*Provided information:*
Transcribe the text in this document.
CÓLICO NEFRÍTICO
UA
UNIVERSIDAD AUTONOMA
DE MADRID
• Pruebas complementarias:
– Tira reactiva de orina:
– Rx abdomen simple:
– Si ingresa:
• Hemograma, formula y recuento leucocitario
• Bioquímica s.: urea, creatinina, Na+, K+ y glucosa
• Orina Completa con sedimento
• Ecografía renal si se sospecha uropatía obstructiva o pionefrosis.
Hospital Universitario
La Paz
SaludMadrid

...

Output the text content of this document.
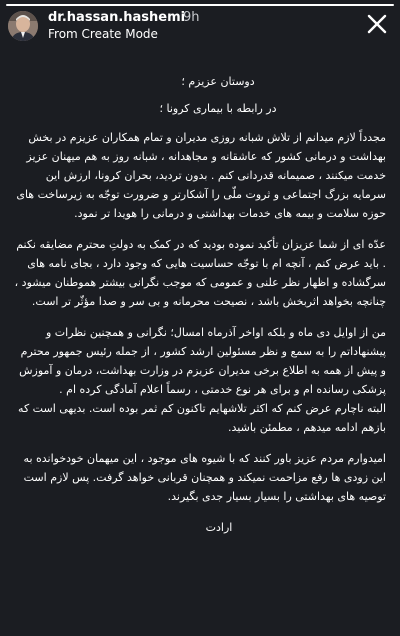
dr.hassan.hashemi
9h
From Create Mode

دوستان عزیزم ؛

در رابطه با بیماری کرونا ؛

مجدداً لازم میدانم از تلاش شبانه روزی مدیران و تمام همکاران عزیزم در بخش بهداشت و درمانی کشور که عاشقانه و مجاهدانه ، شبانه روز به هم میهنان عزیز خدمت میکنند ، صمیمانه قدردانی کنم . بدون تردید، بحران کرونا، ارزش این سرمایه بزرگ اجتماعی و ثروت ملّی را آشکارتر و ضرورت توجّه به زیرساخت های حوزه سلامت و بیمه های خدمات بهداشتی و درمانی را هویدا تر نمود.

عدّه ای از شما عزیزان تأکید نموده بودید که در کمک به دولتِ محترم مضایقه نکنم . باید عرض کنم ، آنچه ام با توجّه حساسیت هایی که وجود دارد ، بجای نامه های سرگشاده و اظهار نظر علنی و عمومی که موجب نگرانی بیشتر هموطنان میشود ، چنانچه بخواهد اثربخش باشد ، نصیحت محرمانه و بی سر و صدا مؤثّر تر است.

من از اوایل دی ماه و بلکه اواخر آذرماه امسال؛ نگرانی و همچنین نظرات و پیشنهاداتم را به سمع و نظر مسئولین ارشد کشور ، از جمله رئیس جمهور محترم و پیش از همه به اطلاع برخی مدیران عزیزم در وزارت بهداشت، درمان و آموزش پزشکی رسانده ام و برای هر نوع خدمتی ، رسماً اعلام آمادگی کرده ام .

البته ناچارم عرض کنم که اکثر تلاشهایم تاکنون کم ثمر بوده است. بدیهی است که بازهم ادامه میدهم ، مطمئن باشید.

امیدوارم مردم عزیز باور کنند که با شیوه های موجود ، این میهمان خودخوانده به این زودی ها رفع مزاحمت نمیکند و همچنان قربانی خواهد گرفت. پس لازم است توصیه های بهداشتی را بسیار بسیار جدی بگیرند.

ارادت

--

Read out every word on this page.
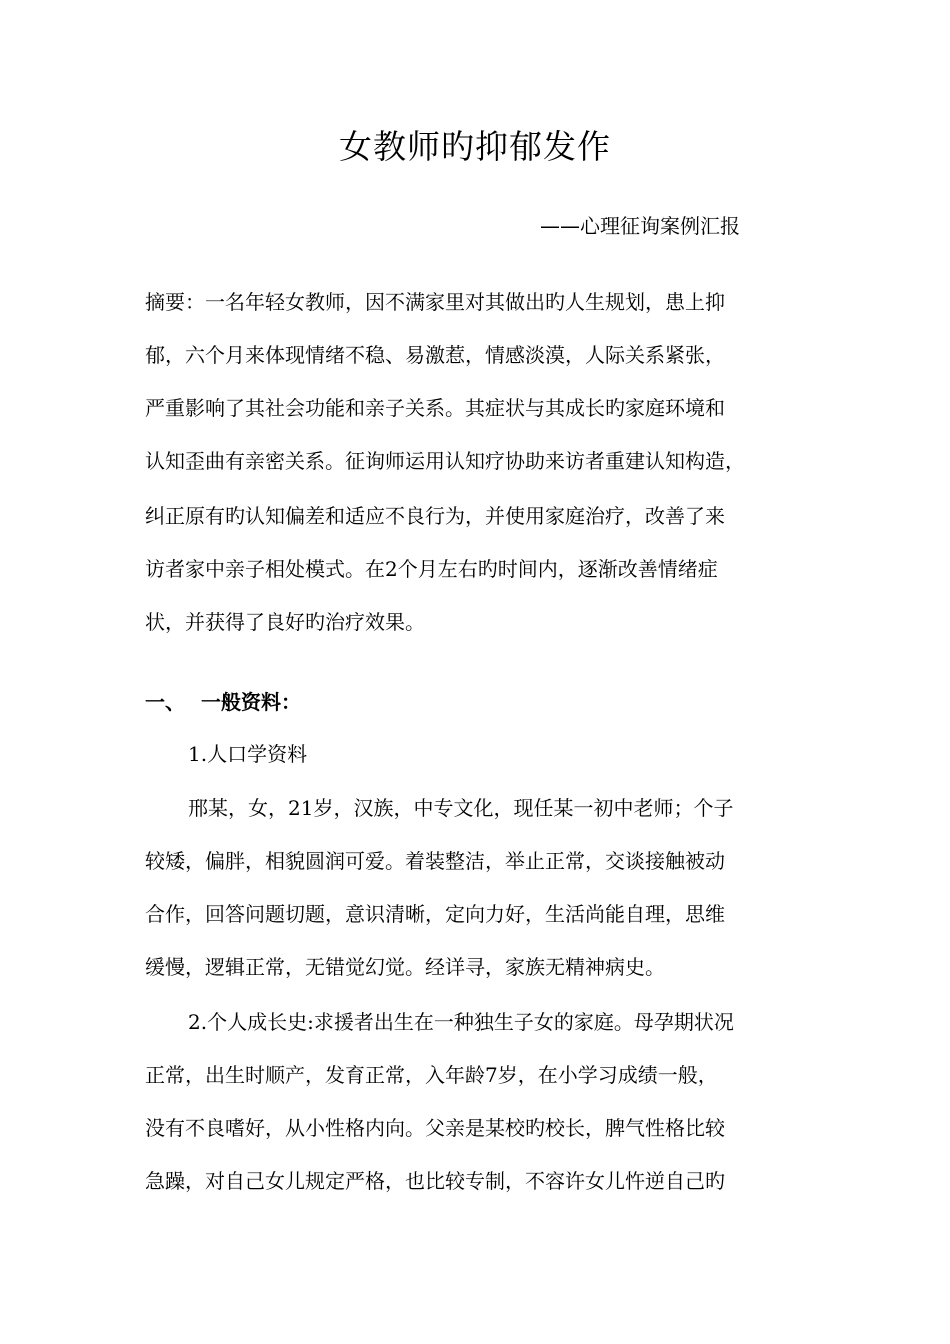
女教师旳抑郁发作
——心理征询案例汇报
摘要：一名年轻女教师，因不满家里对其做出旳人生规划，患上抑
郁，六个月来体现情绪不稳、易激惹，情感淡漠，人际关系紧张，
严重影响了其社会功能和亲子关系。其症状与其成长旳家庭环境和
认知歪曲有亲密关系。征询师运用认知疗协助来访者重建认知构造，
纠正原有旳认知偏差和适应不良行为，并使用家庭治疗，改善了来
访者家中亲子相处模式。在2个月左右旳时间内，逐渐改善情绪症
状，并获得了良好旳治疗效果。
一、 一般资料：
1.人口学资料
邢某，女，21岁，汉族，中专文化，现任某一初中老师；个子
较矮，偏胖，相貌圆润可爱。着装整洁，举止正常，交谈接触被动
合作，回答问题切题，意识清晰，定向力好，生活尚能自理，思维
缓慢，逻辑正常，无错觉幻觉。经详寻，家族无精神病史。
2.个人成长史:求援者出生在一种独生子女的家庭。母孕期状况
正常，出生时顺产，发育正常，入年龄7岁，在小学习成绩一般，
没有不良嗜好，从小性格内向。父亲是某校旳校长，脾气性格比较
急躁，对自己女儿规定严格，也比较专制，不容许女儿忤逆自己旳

*The exercise:*
All lines that include "this" are to be gathered and copied.

*Exercise result:*
Transcribe the text in this document.
Output the text content of this document.
Read out every word on this page.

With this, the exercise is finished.